- [EXERCISE DETAILS]: Find the lines below that contain the string "screenshot". Copy each one.
——————————
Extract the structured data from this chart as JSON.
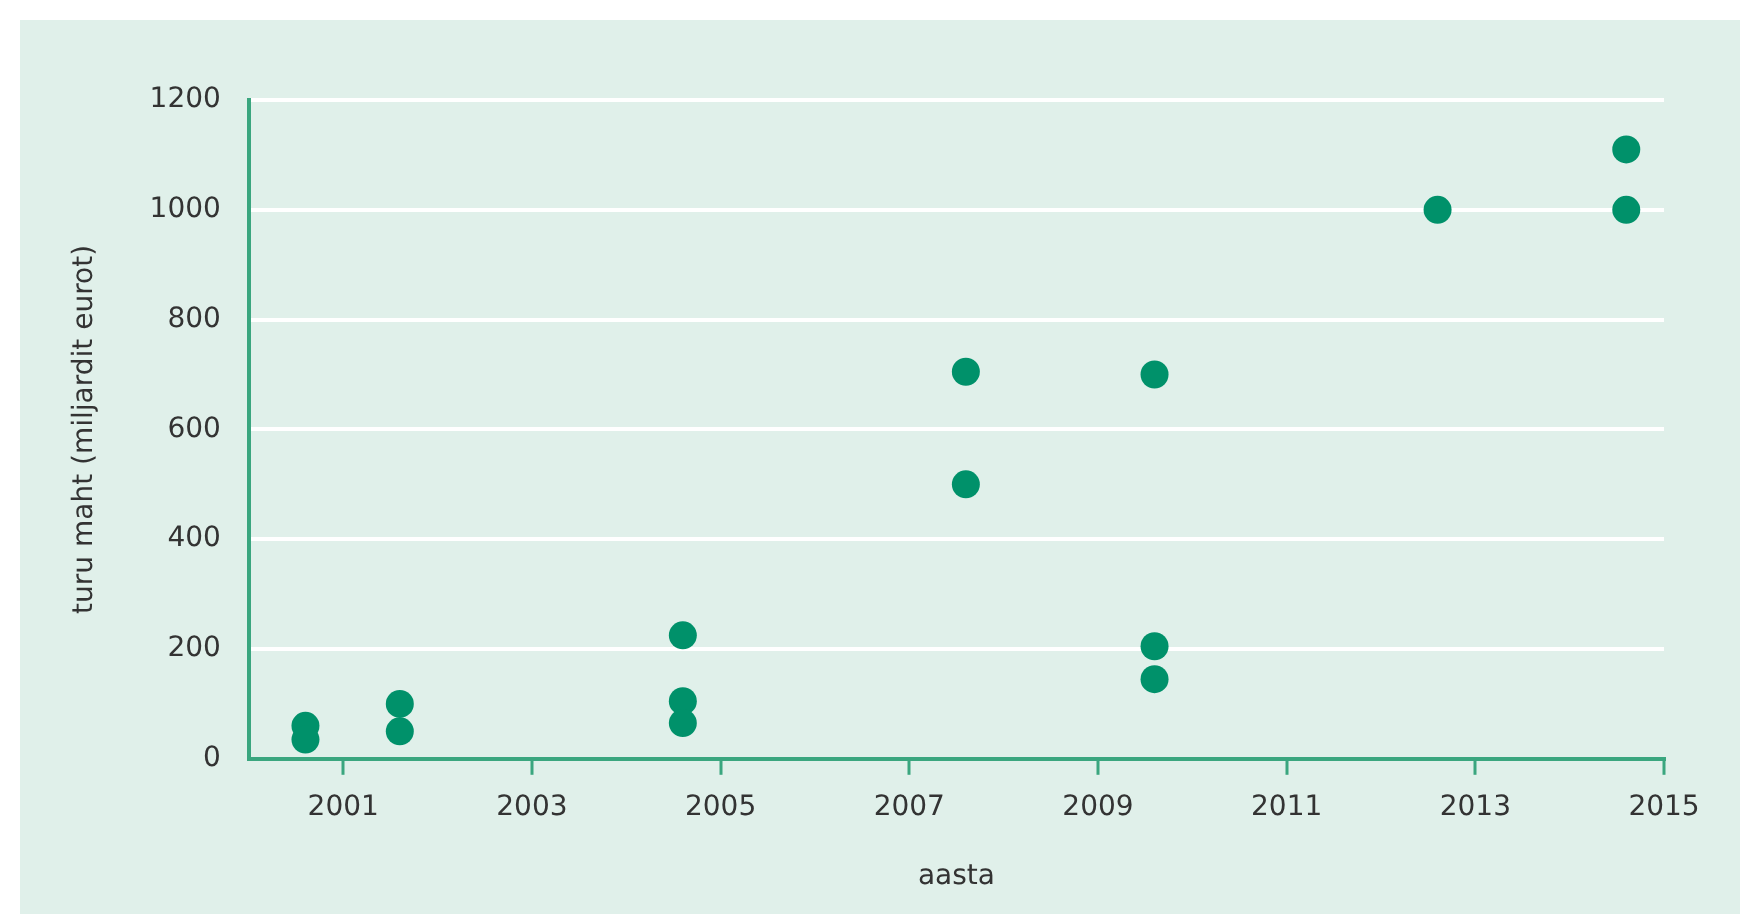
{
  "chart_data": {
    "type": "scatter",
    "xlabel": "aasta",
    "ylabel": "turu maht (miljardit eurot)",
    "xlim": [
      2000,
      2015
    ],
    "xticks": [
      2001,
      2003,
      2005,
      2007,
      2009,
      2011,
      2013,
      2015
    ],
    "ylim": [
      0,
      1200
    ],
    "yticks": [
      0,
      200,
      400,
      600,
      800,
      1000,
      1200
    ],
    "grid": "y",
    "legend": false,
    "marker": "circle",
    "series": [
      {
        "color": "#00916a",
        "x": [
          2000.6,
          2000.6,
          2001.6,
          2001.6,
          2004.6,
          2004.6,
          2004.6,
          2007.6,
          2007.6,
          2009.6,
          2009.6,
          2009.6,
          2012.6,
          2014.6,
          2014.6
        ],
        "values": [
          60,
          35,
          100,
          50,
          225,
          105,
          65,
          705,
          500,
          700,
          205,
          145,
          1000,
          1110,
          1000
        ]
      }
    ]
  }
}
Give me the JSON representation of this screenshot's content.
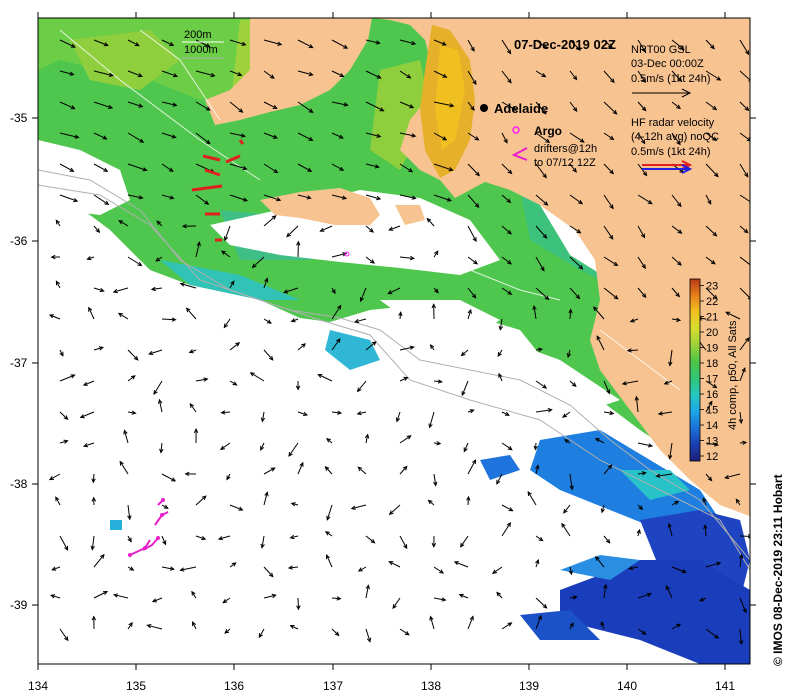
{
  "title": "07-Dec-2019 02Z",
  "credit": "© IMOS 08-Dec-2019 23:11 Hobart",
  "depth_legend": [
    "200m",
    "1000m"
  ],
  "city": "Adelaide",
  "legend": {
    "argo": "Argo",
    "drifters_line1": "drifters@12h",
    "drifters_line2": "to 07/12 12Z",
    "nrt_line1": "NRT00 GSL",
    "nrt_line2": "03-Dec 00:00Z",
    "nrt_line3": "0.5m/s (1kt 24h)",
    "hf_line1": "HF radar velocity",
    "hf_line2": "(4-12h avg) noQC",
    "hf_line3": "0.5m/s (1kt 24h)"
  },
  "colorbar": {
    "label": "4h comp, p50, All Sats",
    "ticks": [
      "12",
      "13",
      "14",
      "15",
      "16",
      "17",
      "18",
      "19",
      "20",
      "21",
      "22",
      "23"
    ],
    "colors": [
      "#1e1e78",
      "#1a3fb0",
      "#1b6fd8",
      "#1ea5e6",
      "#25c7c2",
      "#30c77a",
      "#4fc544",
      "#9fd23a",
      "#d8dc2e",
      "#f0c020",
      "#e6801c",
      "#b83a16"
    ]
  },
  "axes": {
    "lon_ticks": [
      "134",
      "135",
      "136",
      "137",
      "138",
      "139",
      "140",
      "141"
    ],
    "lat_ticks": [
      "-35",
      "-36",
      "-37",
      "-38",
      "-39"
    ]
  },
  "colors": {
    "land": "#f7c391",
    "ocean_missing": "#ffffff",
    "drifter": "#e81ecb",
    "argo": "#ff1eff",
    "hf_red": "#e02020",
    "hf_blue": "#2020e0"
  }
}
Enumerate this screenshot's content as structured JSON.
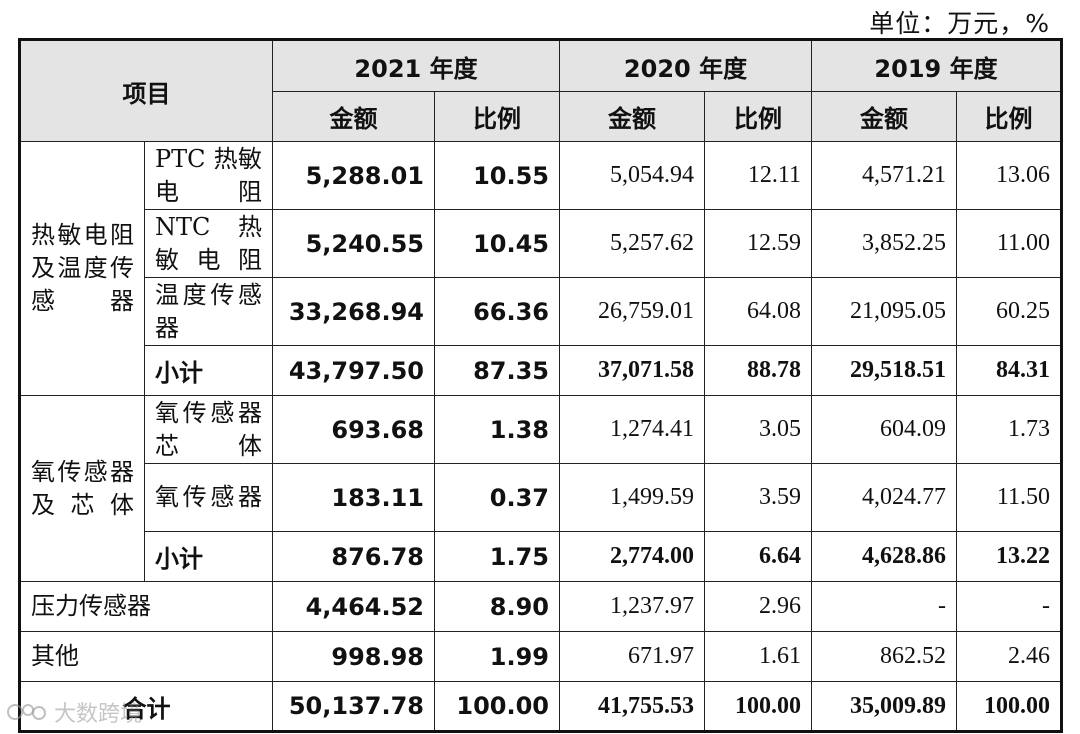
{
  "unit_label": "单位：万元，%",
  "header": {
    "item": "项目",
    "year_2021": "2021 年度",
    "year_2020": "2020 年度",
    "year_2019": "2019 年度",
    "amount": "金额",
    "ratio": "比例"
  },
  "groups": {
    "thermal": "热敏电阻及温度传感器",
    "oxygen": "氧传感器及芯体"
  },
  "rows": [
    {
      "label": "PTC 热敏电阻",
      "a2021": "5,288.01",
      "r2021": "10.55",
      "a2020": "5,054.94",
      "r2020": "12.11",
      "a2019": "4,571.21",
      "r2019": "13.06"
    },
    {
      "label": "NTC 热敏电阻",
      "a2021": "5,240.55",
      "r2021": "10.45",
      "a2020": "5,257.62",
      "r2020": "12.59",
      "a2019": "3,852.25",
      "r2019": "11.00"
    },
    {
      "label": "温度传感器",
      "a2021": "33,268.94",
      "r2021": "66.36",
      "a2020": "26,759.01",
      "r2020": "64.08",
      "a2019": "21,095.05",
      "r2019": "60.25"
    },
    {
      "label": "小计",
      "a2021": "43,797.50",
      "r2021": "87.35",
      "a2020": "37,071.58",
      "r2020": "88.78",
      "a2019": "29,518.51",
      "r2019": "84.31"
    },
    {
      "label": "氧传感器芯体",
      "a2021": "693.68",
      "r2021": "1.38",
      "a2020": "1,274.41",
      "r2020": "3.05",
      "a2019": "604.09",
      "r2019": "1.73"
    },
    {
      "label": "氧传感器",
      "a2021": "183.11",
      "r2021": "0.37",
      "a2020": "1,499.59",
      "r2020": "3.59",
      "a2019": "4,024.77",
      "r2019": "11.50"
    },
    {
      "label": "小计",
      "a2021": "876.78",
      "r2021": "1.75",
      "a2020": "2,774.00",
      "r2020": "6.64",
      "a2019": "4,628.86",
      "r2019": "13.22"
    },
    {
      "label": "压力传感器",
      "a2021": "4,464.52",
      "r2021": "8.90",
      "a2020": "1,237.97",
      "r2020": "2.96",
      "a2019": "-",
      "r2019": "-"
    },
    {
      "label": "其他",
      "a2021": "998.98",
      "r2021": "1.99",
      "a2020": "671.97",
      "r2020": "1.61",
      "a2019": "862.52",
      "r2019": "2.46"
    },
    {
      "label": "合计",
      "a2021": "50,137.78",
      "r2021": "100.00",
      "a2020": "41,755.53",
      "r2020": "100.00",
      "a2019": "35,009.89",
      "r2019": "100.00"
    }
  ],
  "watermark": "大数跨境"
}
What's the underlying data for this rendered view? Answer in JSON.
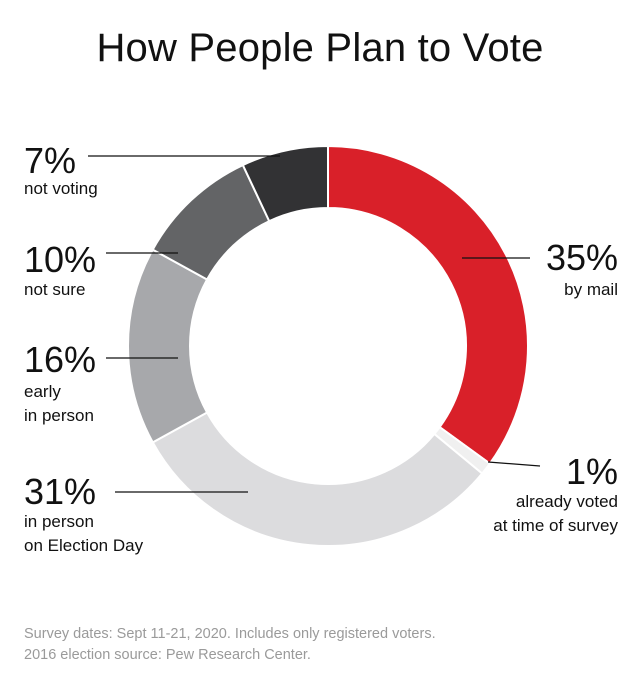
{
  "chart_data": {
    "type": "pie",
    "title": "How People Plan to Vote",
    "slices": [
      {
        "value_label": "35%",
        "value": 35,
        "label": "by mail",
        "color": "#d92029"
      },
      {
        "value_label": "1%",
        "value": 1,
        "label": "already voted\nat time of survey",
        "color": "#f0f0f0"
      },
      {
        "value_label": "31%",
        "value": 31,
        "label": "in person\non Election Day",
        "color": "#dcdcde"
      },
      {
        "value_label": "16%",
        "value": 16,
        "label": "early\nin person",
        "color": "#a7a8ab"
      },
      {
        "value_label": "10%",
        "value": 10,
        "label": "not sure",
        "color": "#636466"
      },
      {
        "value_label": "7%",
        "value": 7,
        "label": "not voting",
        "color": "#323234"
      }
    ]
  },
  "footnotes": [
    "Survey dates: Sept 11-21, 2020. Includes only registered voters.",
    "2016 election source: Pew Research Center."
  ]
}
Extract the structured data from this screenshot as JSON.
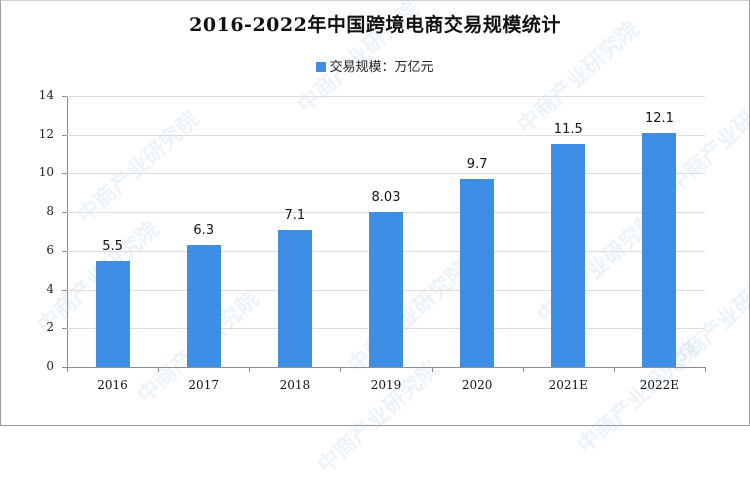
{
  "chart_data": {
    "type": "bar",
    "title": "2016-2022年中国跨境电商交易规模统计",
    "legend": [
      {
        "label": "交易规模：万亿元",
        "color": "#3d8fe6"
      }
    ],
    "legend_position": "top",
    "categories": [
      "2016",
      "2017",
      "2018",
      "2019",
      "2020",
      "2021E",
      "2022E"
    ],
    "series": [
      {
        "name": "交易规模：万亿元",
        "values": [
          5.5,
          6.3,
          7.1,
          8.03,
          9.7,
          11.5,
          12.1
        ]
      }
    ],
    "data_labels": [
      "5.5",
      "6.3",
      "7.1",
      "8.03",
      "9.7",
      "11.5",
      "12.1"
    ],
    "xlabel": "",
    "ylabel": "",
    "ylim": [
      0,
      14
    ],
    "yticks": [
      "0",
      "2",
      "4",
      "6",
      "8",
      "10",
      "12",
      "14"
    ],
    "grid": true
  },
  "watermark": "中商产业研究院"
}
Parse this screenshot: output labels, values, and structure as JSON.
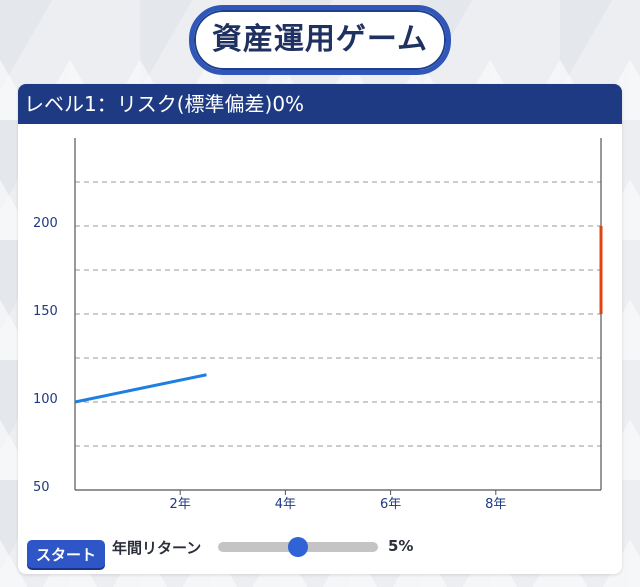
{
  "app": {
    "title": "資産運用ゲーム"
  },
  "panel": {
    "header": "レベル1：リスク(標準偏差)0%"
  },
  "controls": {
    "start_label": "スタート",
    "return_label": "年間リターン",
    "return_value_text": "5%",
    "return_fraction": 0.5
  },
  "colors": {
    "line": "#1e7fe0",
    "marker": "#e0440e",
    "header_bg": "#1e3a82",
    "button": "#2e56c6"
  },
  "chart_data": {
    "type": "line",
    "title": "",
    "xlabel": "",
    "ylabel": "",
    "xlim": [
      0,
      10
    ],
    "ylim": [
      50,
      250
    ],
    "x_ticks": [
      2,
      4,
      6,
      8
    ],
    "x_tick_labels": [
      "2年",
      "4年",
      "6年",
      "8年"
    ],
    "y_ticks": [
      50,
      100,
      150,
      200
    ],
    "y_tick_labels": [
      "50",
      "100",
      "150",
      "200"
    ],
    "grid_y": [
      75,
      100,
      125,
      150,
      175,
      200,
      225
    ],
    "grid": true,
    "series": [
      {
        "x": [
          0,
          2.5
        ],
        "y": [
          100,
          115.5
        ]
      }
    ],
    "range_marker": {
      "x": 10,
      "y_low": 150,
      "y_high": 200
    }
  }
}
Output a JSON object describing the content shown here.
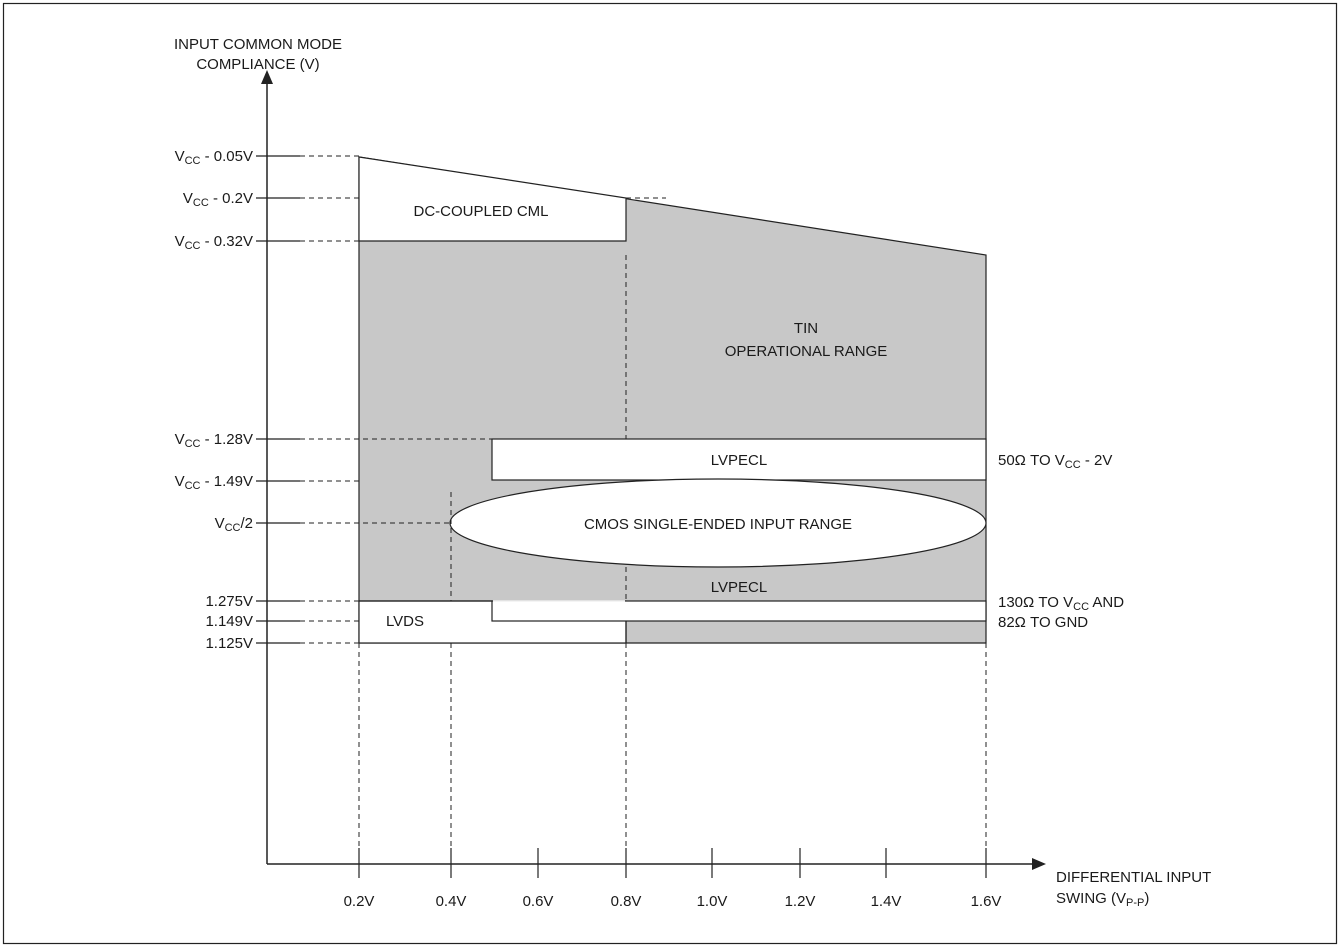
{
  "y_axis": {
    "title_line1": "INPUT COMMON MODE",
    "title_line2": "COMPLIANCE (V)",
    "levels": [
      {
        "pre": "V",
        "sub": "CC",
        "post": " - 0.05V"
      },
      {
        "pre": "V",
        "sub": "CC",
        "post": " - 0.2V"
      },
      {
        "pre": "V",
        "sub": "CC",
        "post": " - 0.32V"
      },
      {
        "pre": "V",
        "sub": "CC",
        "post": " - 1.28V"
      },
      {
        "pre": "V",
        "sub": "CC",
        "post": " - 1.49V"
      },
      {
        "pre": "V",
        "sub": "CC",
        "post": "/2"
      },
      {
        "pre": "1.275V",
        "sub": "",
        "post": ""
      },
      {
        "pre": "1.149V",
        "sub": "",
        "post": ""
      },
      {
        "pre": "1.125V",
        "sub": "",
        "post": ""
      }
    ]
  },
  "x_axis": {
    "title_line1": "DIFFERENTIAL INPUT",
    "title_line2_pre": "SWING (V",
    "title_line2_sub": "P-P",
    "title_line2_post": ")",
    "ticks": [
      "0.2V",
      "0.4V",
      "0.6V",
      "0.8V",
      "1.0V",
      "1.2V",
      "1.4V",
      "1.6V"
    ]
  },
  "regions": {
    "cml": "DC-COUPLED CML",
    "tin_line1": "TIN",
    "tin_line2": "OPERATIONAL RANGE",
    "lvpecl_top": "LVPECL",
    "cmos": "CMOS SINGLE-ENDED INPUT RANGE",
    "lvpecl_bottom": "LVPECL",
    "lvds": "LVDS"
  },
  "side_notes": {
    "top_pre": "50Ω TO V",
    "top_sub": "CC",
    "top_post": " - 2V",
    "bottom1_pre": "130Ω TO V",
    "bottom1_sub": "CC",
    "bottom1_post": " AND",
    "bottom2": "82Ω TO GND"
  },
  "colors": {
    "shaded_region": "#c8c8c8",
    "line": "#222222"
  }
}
——————————
- [THE OUTPUT]:
Give me the JSON representation of this screenshot's content.
Enumerate this screenshot's content as structured JSON.
Extract the structured data from this screenshot as JSON.
Parse this screenshot: output labels, values, and structure as JSON.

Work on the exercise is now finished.